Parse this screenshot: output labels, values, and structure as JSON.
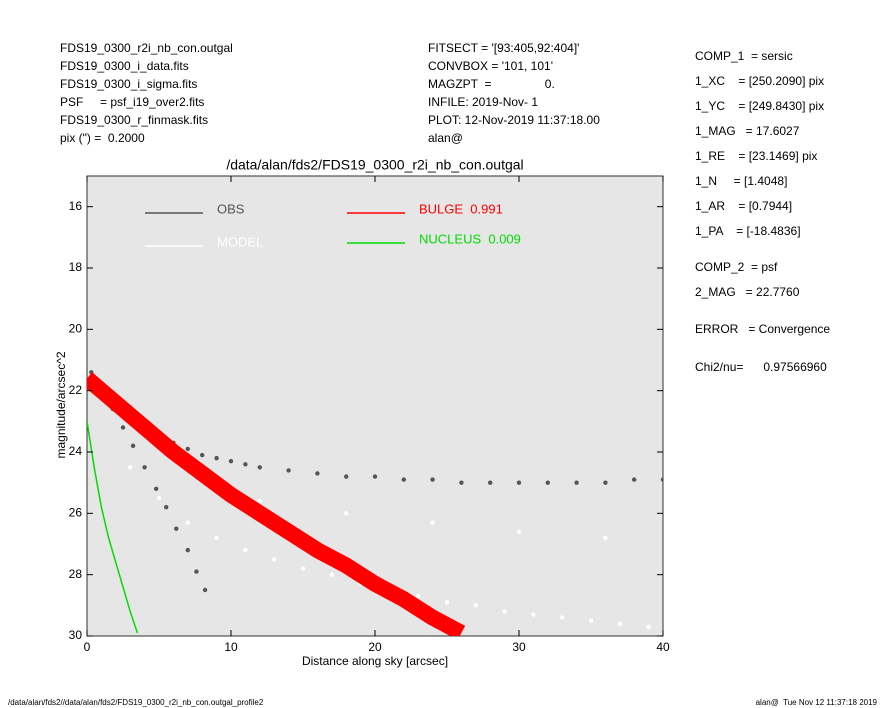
{
  "header": {
    "left": [
      "FDS19_0300_r2i_nb_con.outgal",
      "FDS19_0300_i_data.fits",
      "FDS19_0300_i_sigma.fits",
      "PSF     = psf_i19_over2.fits",
      "FDS19_0300_r_finmask.fits",
      "pix (\") =  0.2000"
    ],
    "middle": [
      "FITSECT = '[93:405,92:404]'",
      "CONVBOX = '101, 101'",
      "MAGZPT  =                0.",
      "INFILE: 2019-Nov- 1",
      "PLOT: 12-Nov-2019 11:37:18.00",
      "alan@"
    ],
    "right": [
      "COMP_1  = sersic",
      "1_XC    = [250.2090] pix",
      "1_YC    = [249.8430] pix",
      "1_MAG   = 17.6027",
      "1_RE    = [23.1469] pix",
      "1_N     = [1.4048]",
      "1_AR    = [0.7944]",
      "1_PA    = [-18.4836]",
      "COMP_2  = psf",
      "2_MAG   = 22.7760",
      "ERROR   = Convergence",
      "Chi2/nu=      0.97566960"
    ]
  },
  "footer": {
    "left": "/data/alan/fds2//data/alan/fds2/FDS19_0300_r2i_nb_con.outgal_profile2",
    "right": "alan@  Tue Nov 12 11:37:18 2019"
  },
  "chart_data": {
    "type": "scatter",
    "title": "/data/alan/fds2/FDS19_0300_r2i_nb_con.outgal",
    "xlabel": "Distance along sky [arcsec]",
    "ylabel": "magnitude/arcsec^2",
    "xlim": [
      0,
      40
    ],
    "ylim": [
      30,
      15
    ],
    "xticks": [
      0,
      10,
      20,
      30,
      40
    ],
    "yticks": [
      16,
      18,
      20,
      22,
      24,
      26,
      28,
      30
    ],
    "background": "#e6e6e6",
    "series": [
      {
        "name": "OBS",
        "color": "#555555",
        "mode": "markers",
        "x": [
          0.3,
          0.8,
          1.5,
          2.2,
          3,
          4,
          5,
          6,
          7,
          8,
          9,
          10,
          11,
          12,
          14,
          16,
          18,
          20,
          22,
          24,
          26,
          28,
          30,
          32,
          34,
          36,
          38,
          40,
          1,
          1.8,
          2.5,
          3.2,
          4,
          4.8,
          5.5,
          6.2,
          7,
          7.6,
          8.2
        ],
        "values": [
          21.4,
          21.7,
          22.0,
          22.4,
          22.7,
          23.1,
          23.4,
          23.7,
          23.9,
          24.1,
          24.2,
          24.3,
          24.4,
          24.5,
          24.6,
          24.7,
          24.8,
          24.8,
          24.9,
          24.9,
          25.0,
          25.0,
          25.0,
          25.0,
          25.0,
          25.0,
          24.9,
          24.9,
          22.0,
          22.6,
          23.2,
          23.8,
          24.5,
          25.2,
          25.8,
          26.5,
          27.2,
          27.9,
          28.5
        ]
      },
      {
        "name": "MODEL",
        "color": "#ffffff",
        "mode": "markers",
        "x": [
          3,
          5,
          7,
          9,
          11,
          13,
          15,
          17,
          19,
          21,
          23,
          25,
          27,
          29,
          31,
          33,
          35,
          37,
          39,
          12,
          18,
          24,
          30,
          36
        ],
        "values": [
          24.5,
          25.5,
          26.3,
          26.8,
          27.2,
          27.5,
          27.8,
          28.0,
          28.3,
          28.5,
          28.7,
          28.9,
          29.0,
          29.2,
          29.3,
          29.4,
          29.5,
          29.6,
          29.7,
          25.6,
          26.0,
          26.3,
          26.6,
          26.8
        ]
      },
      {
        "name": "BULGE  0.991",
        "color": "#ff0000",
        "mode": "band",
        "x": [
          0,
          2,
          4,
          6,
          8,
          10,
          12,
          14,
          16,
          18,
          20,
          22,
          24,
          26
        ],
        "values": [
          21.6,
          22.4,
          23.2,
          24.0,
          24.7,
          25.4,
          26.0,
          26.6,
          27.2,
          27.7,
          28.3,
          28.8,
          29.4,
          29.9
        ]
      },
      {
        "name": "NUCLEUS  0.009",
        "color": "#00dd00",
        "mode": "line",
        "x": [
          0,
          0.5,
          1,
          1.5,
          2,
          2.5,
          3,
          3.5
        ],
        "values": [
          23.0,
          24.5,
          25.8,
          26.8,
          27.6,
          28.4,
          29.2,
          29.9
        ]
      }
    ]
  }
}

===

• GIVEN INSTRUCTION:
The records above are to be quoted exactly, with all pictures left out.

• CORRECT RESULT:
Parse this screenshot: output labels, values, and structure as JSON.
{
  "header": {
    "left": [
      "FDS19_0300_r2i_nb_con.outgal",
      "FDS19_0300_i_data.fits",
      "FDS19_0300_i_sigma.fits",
      "PSF     = psf_i19_over2.fits",
      "FDS19_0300_r_finmask.fits",
      "pix (\") =  0.2000"
    ],
    "middle": [
      "FITSECT = '[93:405,92:404]'",
      "CONVBOX = '101, 101'",
      "MAGZPT  =                0.",
      "INFILE: 2019-Nov- 1",
      "PLOT: 12-Nov-2019 11:37:18.00",
      "alan@"
    ],
    "right": [
      "COMP_1  = sersic",
      "1_XC    = [250.2090] pix",
      "1_YC    = [249.8430] pix",
      "1_MAG   = 17.6027",
      "1_RE    = [23.1469] pix",
      "1_N     = [1.4048]",
      "1_AR    = [0.7944]",
      "1_PA    = [-18.4836]",
      "COMP_2  = psf",
      "2_MAG   = 22.7760",
      "ERROR   = Convergence",
      "Chi2/nu=      0.97566960"
    ]
  },
  "footer": {
    "left": "/data/alan/fds2//data/alan/fds2/FDS19_0300_r2i_nb_con.outgal_profile2",
    "right": "alan@  Tue Nov 12 11:37:18 2019"
  },
  "chart_data": {
    "type": "scatter",
    "title": "/data/alan/fds2/FDS19_0300_r2i_nb_con.outgal",
    "xlabel": "Distance along sky [arcsec]",
    "ylabel": "magnitude/arcsec^2",
    "xlim": [
      0,
      40
    ],
    "ylim": [
      30,
      15
    ],
    "xticks": [
      0,
      10,
      20,
      30,
      40
    ],
    "yticks": [
      16,
      18,
      20,
      22,
      24,
      26,
      28,
      30
    ],
    "background": "#e6e6e6",
    "series": [
      {
        "name": "OBS",
        "color": "#555555",
        "mode": "markers",
        "x": [
          0.3,
          0.8,
          1.5,
          2.2,
          3,
          4,
          5,
          6,
          7,
          8,
          9,
          10,
          11,
          12,
          14,
          16,
          18,
          20,
          22,
          24,
          26,
          28,
          30,
          32,
          34,
          36,
          38,
          40,
          1,
          1.8,
          2.5,
          3.2,
          4,
          4.8,
          5.5,
          6.2,
          7,
          7.6,
          8.2
        ],
        "values": [
          21.4,
          21.7,
          22.0,
          22.4,
          22.7,
          23.1,
          23.4,
          23.7,
          23.9,
          24.1,
          24.2,
          24.3,
          24.4,
          24.5,
          24.6,
          24.7,
          24.8,
          24.8,
          24.9,
          24.9,
          25.0,
          25.0,
          25.0,
          25.0,
          25.0,
          25.0,
          24.9,
          24.9,
          22.0,
          22.6,
          23.2,
          23.8,
          24.5,
          25.2,
          25.8,
          26.5,
          27.2,
          27.9,
          28.5
        ]
      },
      {
        "name": "MODEL",
        "color": "#ffffff",
        "mode": "markers",
        "x": [
          3,
          5,
          7,
          9,
          11,
          13,
          15,
          17,
          19,
          21,
          23,
          25,
          27,
          29,
          31,
          33,
          35,
          37,
          39,
          12,
          18,
          24,
          30,
          36
        ],
        "values": [
          24.5,
          25.5,
          26.3,
          26.8,
          27.2,
          27.5,
          27.8,
          28.0,
          28.3,
          28.5,
          28.7,
          28.9,
          29.0,
          29.2,
          29.3,
          29.4,
          29.5,
          29.6,
          29.7,
          25.6,
          26.0,
          26.3,
          26.6,
          26.8
        ]
      },
      {
        "name": "BULGE  0.991",
        "color": "#ff0000",
        "mode": "band",
        "x": [
          0,
          2,
          4,
          6,
          8,
          10,
          12,
          14,
          16,
          18,
          20,
          22,
          24,
          26
        ],
        "values": [
          21.6,
          22.4,
          23.2,
          24.0,
          24.7,
          25.4,
          26.0,
          26.6,
          27.2,
          27.7,
          28.3,
          28.8,
          29.4,
          29.9
        ]
      },
      {
        "name": "NUCLEUS  0.009",
        "color": "#00dd00",
        "mode": "line",
        "x": [
          0,
          0.5,
          1,
          1.5,
          2,
          2.5,
          3,
          3.5
        ],
        "values": [
          23.0,
          24.5,
          25.8,
          26.8,
          27.6,
          28.4,
          29.2,
          29.9
        ]
      }
    ]
  }
}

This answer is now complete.